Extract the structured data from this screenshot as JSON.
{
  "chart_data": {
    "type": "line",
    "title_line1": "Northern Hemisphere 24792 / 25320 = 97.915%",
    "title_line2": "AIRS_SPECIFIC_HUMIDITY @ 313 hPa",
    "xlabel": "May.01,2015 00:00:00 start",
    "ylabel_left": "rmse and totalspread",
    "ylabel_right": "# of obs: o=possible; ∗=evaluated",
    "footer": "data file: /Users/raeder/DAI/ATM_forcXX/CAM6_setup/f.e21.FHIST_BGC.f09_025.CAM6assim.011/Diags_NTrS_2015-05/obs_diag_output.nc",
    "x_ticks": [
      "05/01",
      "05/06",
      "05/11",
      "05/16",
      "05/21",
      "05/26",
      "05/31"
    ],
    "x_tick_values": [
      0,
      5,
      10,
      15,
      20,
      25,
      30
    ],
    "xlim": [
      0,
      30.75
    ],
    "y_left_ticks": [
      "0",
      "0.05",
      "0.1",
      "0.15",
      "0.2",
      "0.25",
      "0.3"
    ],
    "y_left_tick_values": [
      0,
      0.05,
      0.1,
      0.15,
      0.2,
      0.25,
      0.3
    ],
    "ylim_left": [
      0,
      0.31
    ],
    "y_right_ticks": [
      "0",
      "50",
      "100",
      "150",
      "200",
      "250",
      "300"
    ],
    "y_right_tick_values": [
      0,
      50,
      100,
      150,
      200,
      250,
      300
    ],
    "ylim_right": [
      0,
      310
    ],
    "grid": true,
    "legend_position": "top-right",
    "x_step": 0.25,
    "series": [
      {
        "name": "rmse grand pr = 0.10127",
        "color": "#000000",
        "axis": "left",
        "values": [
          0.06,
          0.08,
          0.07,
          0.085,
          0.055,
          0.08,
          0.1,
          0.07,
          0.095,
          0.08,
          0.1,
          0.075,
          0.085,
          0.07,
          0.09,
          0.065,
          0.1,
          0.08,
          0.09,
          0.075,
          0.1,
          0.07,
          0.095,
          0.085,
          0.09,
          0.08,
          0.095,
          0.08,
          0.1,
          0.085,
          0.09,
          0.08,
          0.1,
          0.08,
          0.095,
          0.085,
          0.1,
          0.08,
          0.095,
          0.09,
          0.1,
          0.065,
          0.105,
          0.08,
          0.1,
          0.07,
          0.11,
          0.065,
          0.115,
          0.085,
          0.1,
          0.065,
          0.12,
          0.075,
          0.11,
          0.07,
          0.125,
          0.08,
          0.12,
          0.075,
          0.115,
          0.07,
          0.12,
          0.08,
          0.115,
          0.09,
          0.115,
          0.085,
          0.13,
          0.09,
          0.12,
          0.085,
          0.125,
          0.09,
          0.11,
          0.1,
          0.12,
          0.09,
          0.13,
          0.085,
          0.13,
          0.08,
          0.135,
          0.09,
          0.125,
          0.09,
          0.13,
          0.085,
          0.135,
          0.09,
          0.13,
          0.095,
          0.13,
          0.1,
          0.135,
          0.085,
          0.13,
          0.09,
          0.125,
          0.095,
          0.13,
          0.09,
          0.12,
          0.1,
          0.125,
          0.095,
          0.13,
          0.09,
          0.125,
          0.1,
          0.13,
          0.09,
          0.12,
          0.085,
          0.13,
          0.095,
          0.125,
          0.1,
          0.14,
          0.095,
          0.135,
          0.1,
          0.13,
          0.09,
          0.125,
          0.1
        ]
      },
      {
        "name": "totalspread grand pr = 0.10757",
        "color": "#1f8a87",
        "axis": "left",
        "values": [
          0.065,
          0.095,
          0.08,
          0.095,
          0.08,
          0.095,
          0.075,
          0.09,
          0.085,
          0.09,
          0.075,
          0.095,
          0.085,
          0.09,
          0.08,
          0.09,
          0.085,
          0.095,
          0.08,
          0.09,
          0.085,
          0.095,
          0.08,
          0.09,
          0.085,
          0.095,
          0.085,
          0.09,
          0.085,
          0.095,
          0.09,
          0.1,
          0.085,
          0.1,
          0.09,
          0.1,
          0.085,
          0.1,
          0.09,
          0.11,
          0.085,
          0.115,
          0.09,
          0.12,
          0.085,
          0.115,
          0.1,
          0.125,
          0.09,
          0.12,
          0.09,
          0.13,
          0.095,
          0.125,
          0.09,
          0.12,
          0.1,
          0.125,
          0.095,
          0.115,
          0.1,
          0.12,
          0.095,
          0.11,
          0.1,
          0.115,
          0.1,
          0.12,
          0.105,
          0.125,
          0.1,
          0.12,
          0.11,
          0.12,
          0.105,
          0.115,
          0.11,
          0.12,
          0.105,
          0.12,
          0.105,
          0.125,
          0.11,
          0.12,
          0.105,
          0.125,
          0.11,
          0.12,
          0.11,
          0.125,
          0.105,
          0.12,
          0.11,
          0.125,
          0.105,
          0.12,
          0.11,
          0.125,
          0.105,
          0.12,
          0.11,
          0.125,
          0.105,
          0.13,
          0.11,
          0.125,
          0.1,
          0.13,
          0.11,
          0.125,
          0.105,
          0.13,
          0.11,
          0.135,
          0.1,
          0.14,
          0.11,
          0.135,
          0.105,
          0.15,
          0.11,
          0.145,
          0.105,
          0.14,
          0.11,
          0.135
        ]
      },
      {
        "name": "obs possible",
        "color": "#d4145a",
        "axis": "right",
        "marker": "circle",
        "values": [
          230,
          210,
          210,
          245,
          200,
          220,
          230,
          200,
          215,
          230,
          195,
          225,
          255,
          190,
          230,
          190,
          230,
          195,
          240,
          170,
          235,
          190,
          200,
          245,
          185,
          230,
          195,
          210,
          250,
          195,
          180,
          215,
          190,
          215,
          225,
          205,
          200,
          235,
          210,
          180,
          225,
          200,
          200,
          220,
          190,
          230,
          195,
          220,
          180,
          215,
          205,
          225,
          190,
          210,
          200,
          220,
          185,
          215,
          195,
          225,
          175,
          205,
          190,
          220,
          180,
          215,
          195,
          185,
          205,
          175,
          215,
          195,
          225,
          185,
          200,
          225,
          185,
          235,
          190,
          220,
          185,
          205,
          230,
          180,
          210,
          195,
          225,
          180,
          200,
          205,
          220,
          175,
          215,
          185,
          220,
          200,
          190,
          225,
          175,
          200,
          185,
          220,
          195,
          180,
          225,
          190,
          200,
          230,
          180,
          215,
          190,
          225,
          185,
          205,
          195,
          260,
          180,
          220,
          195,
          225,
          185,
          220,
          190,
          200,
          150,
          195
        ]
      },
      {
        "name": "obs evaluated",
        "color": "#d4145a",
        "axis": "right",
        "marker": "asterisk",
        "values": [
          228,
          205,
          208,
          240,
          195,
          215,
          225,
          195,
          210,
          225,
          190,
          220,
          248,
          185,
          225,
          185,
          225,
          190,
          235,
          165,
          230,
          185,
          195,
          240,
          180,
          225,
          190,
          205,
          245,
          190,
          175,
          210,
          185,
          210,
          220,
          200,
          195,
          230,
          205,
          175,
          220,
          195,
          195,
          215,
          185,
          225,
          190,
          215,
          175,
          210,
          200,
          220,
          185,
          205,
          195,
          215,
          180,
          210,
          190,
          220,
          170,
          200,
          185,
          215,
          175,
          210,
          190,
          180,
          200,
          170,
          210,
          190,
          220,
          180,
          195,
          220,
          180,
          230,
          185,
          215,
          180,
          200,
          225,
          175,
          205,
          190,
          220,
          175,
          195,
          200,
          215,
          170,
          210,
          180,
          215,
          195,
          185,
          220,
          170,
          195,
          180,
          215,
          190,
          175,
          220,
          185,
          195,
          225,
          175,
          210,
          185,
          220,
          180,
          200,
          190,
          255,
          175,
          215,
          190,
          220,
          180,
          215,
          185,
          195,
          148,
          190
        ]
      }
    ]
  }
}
# # #
== Work required ==
Collect the lines of the records that include the string "rmse".

== Output of the task ==
    "ylabel_left": "rmse and totalspread",
        "name": "rmse grand pr = 0.10127",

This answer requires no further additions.